● **MATERIAL**

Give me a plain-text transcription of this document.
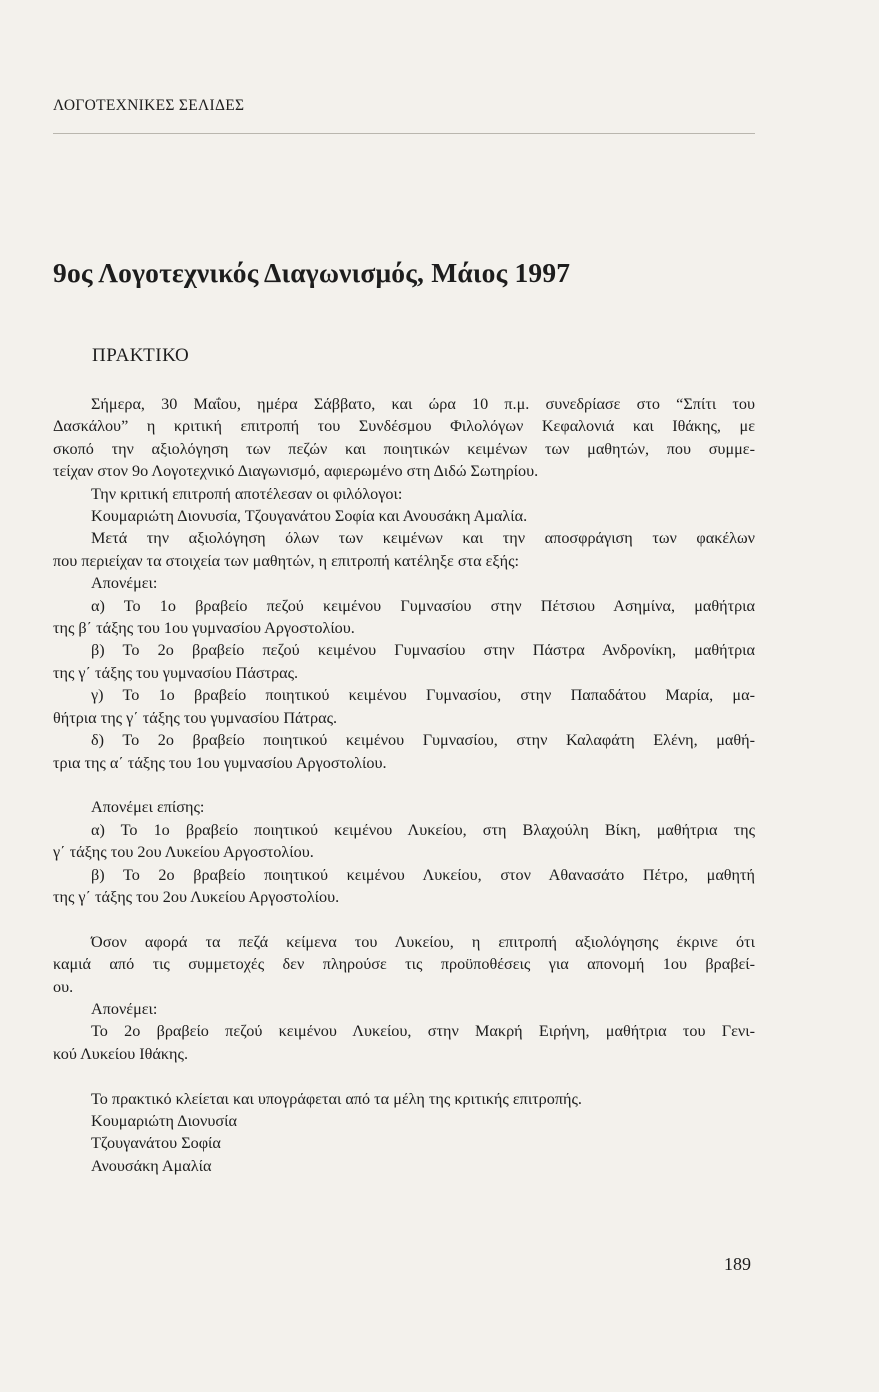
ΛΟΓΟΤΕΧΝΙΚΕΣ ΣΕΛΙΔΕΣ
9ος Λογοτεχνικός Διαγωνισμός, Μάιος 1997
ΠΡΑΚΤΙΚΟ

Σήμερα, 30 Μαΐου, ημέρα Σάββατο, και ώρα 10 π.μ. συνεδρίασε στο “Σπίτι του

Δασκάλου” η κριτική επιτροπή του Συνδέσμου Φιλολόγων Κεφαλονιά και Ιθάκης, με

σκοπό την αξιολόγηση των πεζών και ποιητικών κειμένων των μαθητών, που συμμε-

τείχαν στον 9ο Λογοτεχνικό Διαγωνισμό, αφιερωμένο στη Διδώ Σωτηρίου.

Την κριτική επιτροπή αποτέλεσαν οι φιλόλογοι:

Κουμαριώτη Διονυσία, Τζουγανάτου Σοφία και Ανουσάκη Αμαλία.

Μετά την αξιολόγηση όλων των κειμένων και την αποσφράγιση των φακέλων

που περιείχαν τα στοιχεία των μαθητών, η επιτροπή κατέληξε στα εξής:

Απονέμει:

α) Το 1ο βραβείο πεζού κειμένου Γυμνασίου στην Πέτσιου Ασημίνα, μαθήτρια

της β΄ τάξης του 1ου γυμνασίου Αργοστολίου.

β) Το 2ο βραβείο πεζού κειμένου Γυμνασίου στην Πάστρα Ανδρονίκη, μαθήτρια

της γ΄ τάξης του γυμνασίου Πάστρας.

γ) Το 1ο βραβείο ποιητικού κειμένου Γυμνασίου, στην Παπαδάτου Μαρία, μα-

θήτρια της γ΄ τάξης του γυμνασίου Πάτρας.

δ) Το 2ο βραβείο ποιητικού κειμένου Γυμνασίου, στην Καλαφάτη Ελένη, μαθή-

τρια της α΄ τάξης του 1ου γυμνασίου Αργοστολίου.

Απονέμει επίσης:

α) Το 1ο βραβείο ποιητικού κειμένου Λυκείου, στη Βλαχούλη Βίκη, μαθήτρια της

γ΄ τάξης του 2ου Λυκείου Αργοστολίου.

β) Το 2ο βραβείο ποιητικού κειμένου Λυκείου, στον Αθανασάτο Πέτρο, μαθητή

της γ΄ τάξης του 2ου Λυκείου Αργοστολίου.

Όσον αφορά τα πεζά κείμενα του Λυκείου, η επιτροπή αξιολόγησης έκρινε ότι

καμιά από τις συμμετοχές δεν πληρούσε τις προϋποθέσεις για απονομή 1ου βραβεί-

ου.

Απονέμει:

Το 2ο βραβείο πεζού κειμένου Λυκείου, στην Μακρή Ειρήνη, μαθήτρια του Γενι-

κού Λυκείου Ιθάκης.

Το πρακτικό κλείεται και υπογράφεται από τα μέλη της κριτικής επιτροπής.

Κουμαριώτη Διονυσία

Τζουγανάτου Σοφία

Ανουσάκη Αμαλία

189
==
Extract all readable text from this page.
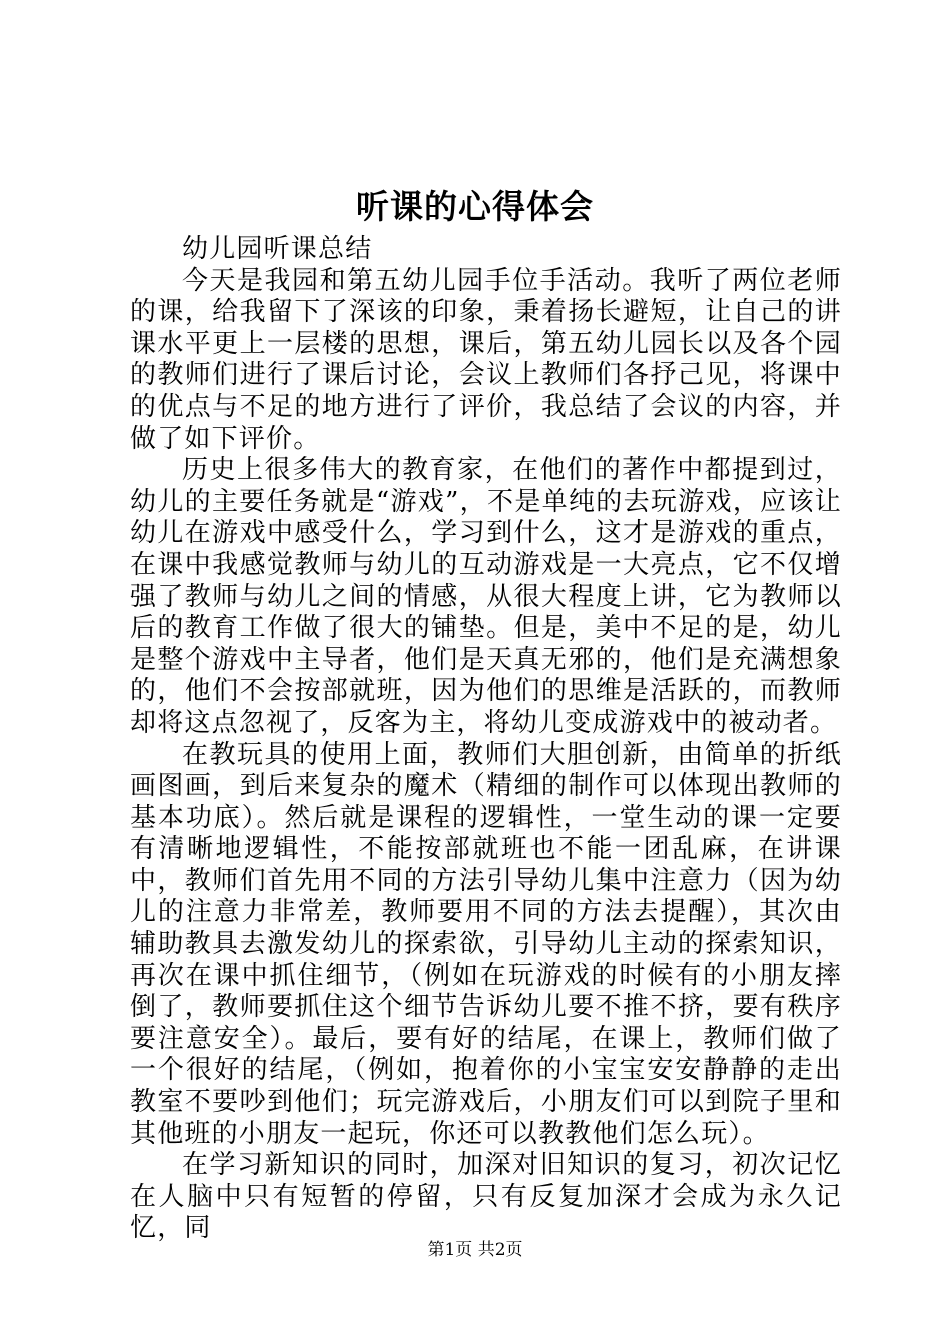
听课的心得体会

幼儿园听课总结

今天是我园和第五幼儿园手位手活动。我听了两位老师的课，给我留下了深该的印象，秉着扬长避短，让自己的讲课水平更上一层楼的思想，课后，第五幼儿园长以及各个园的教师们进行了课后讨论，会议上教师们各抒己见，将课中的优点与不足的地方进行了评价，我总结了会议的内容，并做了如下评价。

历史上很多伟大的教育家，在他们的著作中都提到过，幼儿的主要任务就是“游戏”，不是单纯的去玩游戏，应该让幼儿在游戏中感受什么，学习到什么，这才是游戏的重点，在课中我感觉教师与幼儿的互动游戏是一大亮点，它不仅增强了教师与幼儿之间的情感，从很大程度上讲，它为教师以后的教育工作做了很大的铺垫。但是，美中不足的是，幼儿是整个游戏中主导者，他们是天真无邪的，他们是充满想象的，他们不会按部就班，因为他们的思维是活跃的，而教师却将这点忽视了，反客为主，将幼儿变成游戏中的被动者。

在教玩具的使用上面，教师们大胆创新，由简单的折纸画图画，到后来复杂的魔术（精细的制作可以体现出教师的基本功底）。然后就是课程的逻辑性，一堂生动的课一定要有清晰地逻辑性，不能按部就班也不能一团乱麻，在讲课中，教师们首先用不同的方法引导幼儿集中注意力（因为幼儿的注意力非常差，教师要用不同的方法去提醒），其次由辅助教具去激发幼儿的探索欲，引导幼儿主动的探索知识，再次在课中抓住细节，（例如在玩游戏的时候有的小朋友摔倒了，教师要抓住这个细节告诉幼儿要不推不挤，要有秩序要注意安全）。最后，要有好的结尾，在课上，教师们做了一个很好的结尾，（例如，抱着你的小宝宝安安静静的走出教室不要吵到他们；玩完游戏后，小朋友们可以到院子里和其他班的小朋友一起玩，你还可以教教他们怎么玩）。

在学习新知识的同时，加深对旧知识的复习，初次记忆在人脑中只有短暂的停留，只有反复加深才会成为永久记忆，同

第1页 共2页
...
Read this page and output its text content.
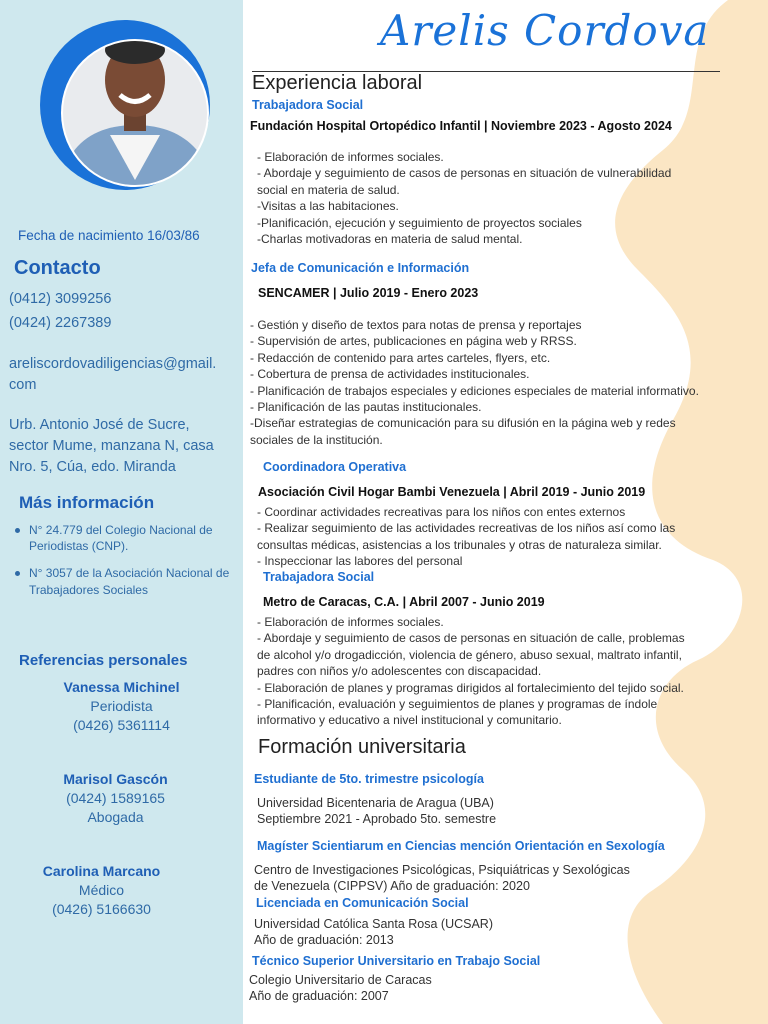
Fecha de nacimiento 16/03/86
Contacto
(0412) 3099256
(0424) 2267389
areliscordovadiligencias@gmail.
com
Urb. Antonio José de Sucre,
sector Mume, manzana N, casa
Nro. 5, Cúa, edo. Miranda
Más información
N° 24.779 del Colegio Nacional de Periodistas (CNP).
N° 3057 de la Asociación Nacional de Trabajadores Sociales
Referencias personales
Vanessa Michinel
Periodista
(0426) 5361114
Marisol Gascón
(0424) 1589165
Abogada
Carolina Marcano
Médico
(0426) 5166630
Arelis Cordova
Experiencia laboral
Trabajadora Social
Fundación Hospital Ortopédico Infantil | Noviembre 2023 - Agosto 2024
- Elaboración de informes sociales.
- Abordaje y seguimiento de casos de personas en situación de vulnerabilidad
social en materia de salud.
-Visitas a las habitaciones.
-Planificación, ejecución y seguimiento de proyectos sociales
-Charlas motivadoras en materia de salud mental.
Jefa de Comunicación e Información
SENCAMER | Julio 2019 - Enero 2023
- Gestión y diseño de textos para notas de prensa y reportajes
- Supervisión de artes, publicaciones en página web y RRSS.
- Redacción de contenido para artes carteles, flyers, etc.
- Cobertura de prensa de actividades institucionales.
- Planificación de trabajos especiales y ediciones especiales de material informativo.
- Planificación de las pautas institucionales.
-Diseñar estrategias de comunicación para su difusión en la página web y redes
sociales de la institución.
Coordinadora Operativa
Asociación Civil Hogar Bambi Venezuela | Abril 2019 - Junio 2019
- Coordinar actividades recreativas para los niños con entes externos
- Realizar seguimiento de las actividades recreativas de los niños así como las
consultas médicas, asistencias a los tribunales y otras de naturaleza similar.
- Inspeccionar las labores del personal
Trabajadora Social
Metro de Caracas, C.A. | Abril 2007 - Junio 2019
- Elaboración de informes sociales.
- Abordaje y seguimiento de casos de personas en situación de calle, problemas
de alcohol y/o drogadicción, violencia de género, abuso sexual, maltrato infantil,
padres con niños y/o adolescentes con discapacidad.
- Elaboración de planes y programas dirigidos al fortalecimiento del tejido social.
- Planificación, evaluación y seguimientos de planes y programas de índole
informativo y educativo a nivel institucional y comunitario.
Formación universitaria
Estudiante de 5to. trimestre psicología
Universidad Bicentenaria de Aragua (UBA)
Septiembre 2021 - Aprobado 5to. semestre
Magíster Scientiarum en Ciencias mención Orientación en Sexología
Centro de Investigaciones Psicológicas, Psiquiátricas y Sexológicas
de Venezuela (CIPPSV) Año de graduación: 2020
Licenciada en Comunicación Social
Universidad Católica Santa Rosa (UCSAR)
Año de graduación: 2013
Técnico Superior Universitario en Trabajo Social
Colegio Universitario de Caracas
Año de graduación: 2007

● **EXERCISE TASK**
From the listing, copy every line where the string "Universidad" appears.

● **EXERCISE SOLUTION**
Universidad Bicentenaria de Aragua (UBA)
Universidad Católica Santa Rosa (UCSAR)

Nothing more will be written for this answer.